I have an autoimmune disease and I got the COVID 19 Vaccine!
With everything my family has been through medically, I weigh every health decision heavily.
I spaced out all vaccines with both my children. I do not give medication freely and instead encourage the innate healing system within each of our bodies. I research every procedure thoroughly before deciding whether to proceed.
My children and I have essentially been homebound since March 2020. I could not take any chances with my daughter’s and my autoimmune disease and my son’s rare inherited metabolic disorder.
I watched carefully as the vaccines emerged, and decided that my chances of ending up in the hospital from COVID infection were far greater than the risk of side effects or adverse reactions to the vaccine. While my adherence to the autoimmune protocol (AIP) has put my autoimmune disease into remission over the past three years, I am acutely aware that an infection can cause an autoimmune flare-up. Indeed, when I came down with the flu in October 2019, I was able to get through the fever, aches and cough on my own at home without medication, but the infection took a toll on me and it took weeks for me to feel normal again.
At 8 PM, which was 8 hours after I got my “jab”, I started to feel the familiar “I’m coming down with something” sensation that I have felt many times before. I had a headache and my joints were starting to hurt. Within an hour, I was in bed with a fever of 102 degrees, shooting pain in my joints (even my eyeballs were sore). The next twelve hours were a blur, with short periods of sleep but mostly a semi-conscious awareness of my joint and muscle pains and of my chills and headache. The acute symptoms passed by late morning- no more fever, no more aches and pains, no more sore eyeballs. Only a bit of fatigue persisted for another 24 hours.
There was one vaccine symptom that lingered, which is to be expected. My arm began to throb immediately after I got the vaccine. The pharmacist apologized because he had trouble getting the needle in smoothly. I couldn’t lift my arm for three days afterward, and two weeks later, my arm is still sore.
I was impressed with the CDC’s Vaccine Tracker app which I signed up for when I got my “jab”. From the day I got my vaccine to one week later, the app would check in with me and ask a series of questions about how I felt and any side effects I was experiencing.
I did have a reaction two days after I got the vaccine. I did not report this to the CDC because this is a reaction that has nothing to do with the vaccine and everything to do with me - and my autoimmune disease. People with autoimmune diseases don’t have weak or under-active immune systems. On the contrary, we have over-active immune systems. At the tail end of every infection I have every gotten - from sinus infections to influenza - I get uticaria (hives). These hives begin on my chest and spread around my torso, up my neck and behind my ears. The hives itch, burn, sting and look unsightly. But, they also tell me that my body has won the battle, defeated the germs - or in this instance, mounted an antibody response to a pathogen I hope to never actually contract.
I got the CVOID vaccine because of the way my body overreacts to invaders. My systemic over-reaction, which produces these irritating hives without fail, is precisely the type of response that could cause a cytokine storm, landing me in the ER with inflammation throughout my body. If I were to become infected with COVID, I fear the reaction stemming from my autoimmune disease would be the ultimate cause of my mortality.
I have no doubt that the vaccine worked and that my antibodies are now high against COVID. My autoimmune disease will always be with me, lurking, waiting for an opportunity to come out of hiding. I don’t want to give it any more reasons to do so than I have to.

+ + + + +

TO DO
(1) In the vaccine account, what fever did the writer have within an hour of the first symptoms?
(2) Echo the vaccine account between "With everything my" and "whether to proceed.", inclusive.
None of these lines are needed for work on the vaccine account.

[Structured page parsing data]
+ + + + +

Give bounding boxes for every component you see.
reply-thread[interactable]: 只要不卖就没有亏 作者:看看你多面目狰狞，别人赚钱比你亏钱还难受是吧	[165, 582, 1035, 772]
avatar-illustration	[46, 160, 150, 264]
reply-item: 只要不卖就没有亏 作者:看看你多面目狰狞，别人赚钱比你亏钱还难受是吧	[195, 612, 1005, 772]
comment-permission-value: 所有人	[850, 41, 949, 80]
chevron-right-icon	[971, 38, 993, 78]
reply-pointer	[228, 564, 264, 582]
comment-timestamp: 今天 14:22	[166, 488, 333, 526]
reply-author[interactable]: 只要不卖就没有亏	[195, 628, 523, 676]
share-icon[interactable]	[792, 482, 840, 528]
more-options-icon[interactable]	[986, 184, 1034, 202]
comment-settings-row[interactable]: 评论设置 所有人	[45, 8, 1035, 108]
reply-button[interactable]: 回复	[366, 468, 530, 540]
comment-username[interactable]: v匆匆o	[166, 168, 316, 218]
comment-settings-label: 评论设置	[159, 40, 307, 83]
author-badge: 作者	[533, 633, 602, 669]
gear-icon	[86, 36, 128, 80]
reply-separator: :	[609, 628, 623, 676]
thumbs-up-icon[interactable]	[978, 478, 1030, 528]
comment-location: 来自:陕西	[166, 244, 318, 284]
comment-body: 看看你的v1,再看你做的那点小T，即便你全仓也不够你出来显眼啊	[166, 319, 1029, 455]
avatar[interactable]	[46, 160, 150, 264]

+ + + + +

SOLUTIONS TO THE TASKS
(1) A fever of 102 degrees.

(2)
With everything my family has been through medically, I weigh every health decision heavily.
I spaced out all vaccines with both my children. I do not give medication freely and instead encourage the innate healing system within each of our bodies. I research every procedure thoroughly before deciding whether to proceed.